**Exercise**
Look below and pull out each line with the word "name".

**Data entries**
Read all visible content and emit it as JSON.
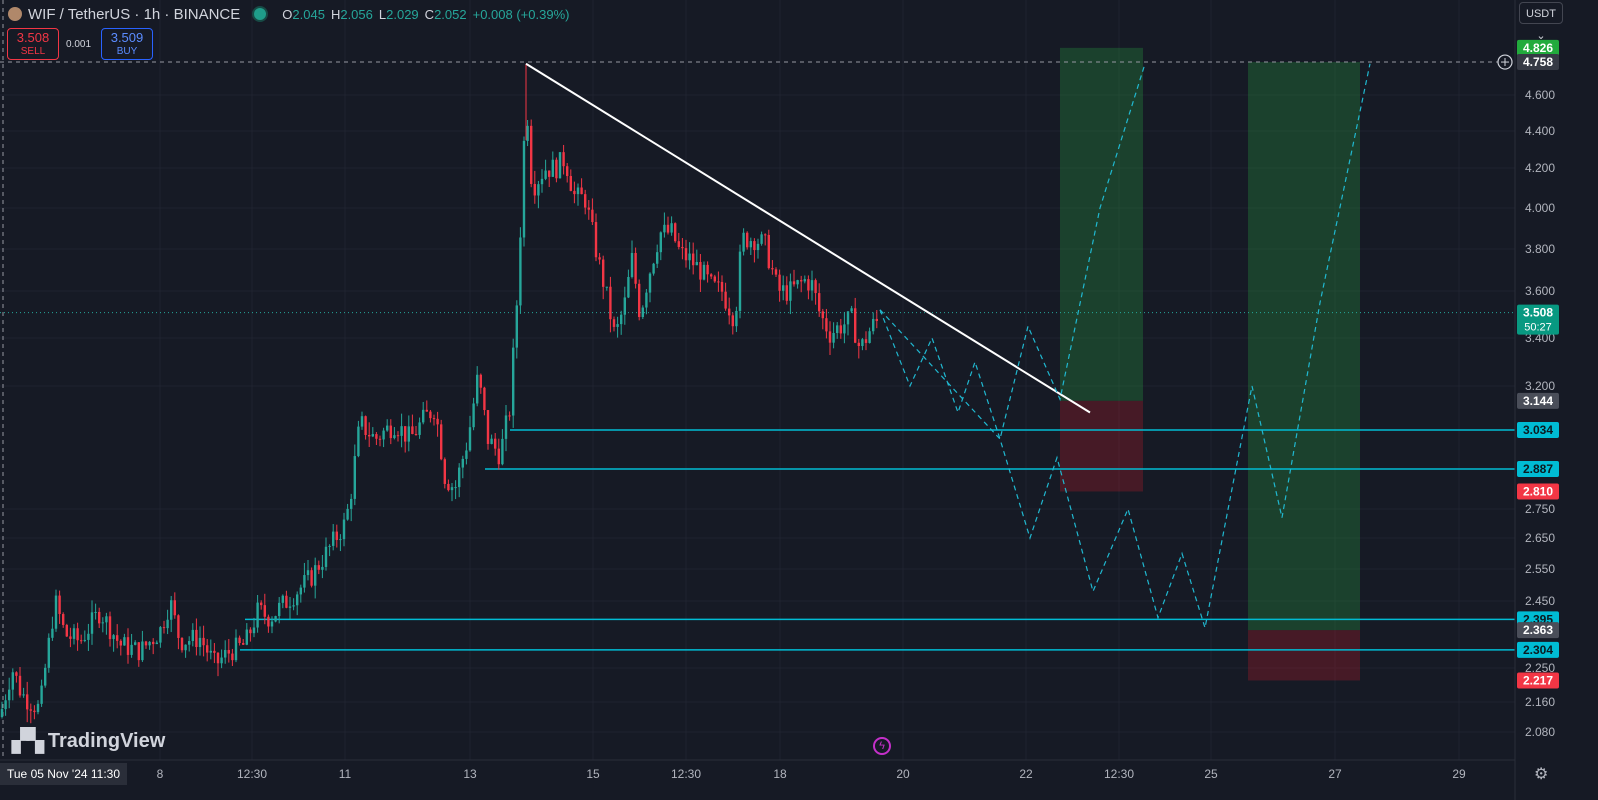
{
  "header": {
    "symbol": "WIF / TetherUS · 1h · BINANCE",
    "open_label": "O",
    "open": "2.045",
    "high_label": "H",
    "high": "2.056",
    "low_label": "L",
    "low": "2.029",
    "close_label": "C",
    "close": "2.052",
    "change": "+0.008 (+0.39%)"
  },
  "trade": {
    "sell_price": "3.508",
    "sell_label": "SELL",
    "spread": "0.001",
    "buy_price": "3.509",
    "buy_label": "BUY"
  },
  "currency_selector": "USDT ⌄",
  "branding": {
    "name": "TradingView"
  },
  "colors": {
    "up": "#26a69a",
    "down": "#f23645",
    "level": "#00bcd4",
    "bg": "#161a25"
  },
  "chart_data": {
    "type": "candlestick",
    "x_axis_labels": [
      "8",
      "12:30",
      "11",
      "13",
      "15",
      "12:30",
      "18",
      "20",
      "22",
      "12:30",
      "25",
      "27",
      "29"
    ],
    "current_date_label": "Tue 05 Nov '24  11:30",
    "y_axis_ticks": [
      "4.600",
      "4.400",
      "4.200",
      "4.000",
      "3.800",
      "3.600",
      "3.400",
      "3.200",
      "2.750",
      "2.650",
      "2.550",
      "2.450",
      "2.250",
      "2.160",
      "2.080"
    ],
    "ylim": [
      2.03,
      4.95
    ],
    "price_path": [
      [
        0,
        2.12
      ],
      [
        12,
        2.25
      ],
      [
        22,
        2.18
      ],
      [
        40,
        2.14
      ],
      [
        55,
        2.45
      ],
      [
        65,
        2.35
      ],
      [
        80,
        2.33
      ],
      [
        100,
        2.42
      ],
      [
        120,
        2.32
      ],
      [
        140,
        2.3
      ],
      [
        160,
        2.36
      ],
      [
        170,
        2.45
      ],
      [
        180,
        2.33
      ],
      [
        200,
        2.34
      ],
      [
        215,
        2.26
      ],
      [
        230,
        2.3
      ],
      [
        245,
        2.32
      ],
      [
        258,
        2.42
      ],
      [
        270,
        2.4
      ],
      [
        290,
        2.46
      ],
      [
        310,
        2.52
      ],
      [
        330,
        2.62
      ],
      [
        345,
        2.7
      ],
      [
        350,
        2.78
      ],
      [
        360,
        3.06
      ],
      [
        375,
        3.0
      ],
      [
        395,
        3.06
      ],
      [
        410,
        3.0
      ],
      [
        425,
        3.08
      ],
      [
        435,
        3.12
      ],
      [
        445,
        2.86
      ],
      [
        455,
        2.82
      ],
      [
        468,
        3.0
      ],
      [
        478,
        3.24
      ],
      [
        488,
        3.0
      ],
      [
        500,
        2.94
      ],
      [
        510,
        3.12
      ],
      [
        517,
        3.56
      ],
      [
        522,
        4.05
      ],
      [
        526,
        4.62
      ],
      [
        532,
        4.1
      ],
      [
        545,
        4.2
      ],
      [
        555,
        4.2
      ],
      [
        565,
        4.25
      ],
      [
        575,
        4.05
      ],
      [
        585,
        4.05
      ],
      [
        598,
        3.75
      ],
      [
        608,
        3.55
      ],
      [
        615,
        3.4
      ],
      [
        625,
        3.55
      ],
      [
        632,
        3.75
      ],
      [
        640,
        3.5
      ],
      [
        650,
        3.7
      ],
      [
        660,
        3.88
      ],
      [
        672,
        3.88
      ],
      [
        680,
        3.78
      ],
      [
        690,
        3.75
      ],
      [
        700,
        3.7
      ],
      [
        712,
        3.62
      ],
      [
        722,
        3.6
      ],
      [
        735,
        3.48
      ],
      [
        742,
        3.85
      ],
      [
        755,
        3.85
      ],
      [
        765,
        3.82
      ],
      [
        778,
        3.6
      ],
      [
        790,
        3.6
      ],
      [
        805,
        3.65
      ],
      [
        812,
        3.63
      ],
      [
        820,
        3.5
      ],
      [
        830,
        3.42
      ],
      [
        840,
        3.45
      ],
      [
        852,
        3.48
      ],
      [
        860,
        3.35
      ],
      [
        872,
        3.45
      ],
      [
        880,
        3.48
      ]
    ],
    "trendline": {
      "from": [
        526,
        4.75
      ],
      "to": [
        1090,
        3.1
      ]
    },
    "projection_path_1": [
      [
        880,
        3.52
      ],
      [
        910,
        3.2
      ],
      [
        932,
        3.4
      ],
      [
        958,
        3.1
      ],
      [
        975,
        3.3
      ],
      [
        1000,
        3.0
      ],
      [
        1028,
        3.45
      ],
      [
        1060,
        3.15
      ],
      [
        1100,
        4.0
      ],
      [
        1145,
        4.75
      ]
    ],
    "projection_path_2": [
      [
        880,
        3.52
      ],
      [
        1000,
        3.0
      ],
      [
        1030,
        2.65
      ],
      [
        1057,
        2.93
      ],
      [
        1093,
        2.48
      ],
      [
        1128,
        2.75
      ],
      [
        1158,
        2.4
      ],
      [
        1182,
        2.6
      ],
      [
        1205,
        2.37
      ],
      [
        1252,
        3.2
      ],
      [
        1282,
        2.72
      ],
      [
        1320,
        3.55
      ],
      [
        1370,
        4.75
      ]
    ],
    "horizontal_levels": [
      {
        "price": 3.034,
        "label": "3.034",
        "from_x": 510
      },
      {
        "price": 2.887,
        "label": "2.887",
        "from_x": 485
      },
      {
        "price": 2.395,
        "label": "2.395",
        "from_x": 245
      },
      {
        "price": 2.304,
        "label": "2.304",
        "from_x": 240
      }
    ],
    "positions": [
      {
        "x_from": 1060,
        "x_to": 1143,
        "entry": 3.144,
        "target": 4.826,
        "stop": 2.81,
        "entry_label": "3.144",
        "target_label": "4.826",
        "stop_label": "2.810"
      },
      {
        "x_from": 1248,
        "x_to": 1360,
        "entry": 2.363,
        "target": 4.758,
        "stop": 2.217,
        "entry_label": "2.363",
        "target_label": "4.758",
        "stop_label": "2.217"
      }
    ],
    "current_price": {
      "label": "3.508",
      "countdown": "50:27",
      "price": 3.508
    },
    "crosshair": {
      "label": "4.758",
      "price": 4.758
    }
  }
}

* * *

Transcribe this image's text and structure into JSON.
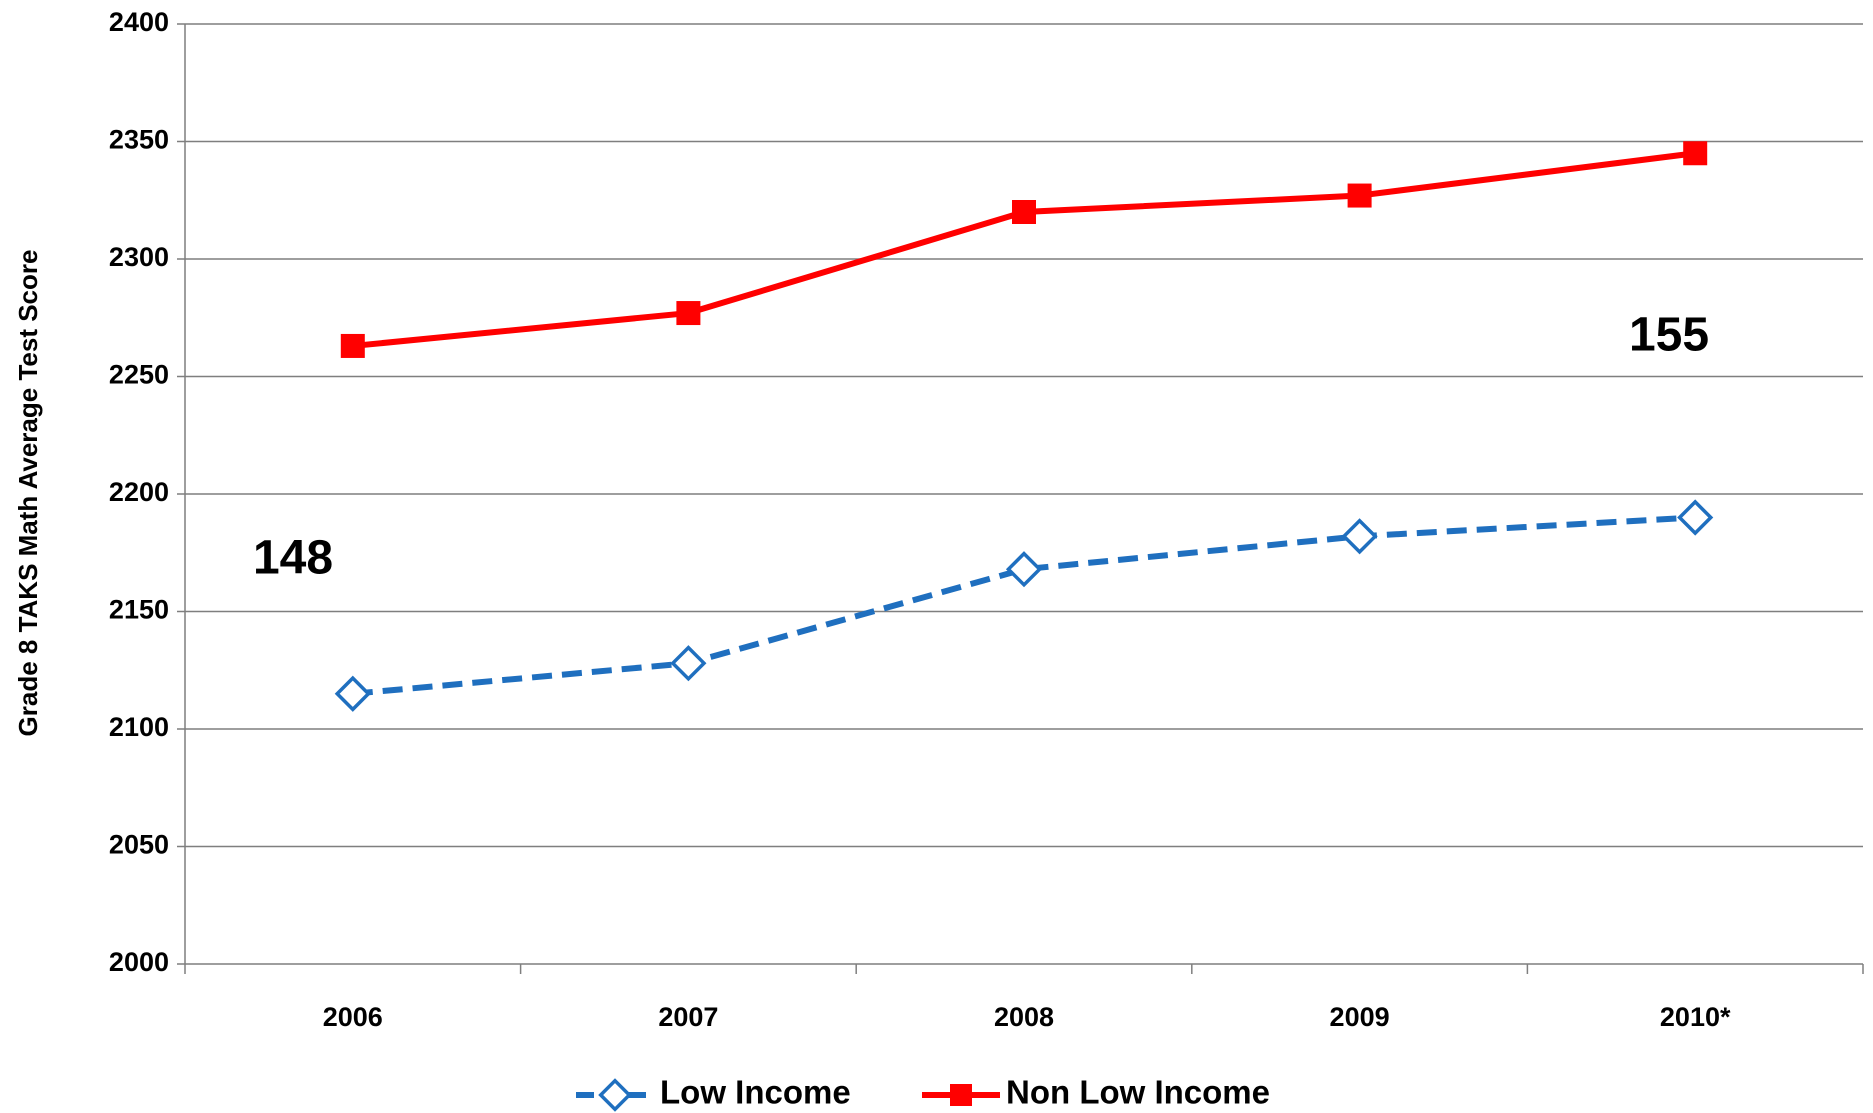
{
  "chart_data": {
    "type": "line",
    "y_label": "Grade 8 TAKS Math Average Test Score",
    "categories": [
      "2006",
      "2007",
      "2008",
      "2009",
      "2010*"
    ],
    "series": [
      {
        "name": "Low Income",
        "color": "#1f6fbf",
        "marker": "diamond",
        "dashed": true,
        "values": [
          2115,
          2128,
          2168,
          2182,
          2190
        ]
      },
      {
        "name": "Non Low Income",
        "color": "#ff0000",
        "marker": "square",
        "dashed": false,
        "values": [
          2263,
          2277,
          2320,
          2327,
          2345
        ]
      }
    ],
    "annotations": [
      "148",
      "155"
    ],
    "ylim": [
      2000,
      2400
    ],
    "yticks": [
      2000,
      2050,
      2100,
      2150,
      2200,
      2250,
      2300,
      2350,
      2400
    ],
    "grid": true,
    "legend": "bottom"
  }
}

**Solution below**
    "name": "TradingView"
        "name": "Low Income",
        "name": "Non Low Income",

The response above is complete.